Images are not part of the copy; transcribe all the data exactly.

-- Begin THE INPUT --

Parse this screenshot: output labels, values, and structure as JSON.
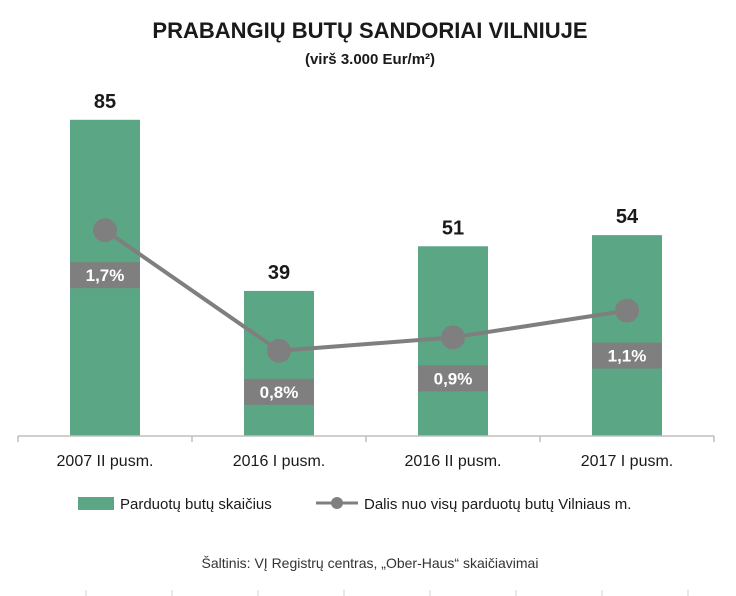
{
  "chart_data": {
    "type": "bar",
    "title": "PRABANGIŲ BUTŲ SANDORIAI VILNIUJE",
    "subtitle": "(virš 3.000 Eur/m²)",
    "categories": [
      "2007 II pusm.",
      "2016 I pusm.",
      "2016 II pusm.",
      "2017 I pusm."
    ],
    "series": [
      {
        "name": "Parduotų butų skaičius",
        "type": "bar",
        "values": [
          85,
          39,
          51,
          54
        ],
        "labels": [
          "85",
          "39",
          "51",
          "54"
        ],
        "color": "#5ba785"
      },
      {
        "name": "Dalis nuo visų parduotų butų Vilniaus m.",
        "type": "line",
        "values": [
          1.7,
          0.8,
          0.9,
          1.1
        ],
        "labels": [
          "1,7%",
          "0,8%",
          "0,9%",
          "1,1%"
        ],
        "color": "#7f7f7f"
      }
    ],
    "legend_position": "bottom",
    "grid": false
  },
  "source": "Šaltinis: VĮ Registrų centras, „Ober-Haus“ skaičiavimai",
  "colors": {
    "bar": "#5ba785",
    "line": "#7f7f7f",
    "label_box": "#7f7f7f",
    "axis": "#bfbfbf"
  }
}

-- End THE INPUT --

■ **EXPECTED ANSWER**:
Parse this screenshot: output labels, values, and structure as JSON.
{
  "chart_data": {
    "type": "bar",
    "title": "PRABANGIŲ BUTŲ SANDORIAI VILNIUJE",
    "subtitle": "(virš 3.000 Eur/m²)",
    "categories": [
      "2007 II pusm.",
      "2016 I pusm.",
      "2016 II pusm.",
      "2017 I pusm."
    ],
    "series": [
      {
        "name": "Parduotų butų skaičius",
        "type": "bar",
        "values": [
          85,
          39,
          51,
          54
        ],
        "labels": [
          "85",
          "39",
          "51",
          "54"
        ],
        "color": "#5ba785"
      },
      {
        "name": "Dalis nuo visų parduotų butų Vilniaus m.",
        "type": "line",
        "values": [
          1.7,
          0.8,
          0.9,
          1.1
        ],
        "labels": [
          "1,7%",
          "0,8%",
          "0,9%",
          "1,1%"
        ],
        "color": "#7f7f7f"
      }
    ],
    "legend_position": "bottom",
    "grid": false
  },
  "source": "Šaltinis: VĮ Registrų centras, „Ober-Haus“ skaičiavimai",
  "colors": {
    "bar": "#5ba785",
    "line": "#7f7f7f",
    "label_box": "#7f7f7f",
    "axis": "#bfbfbf"
  }
}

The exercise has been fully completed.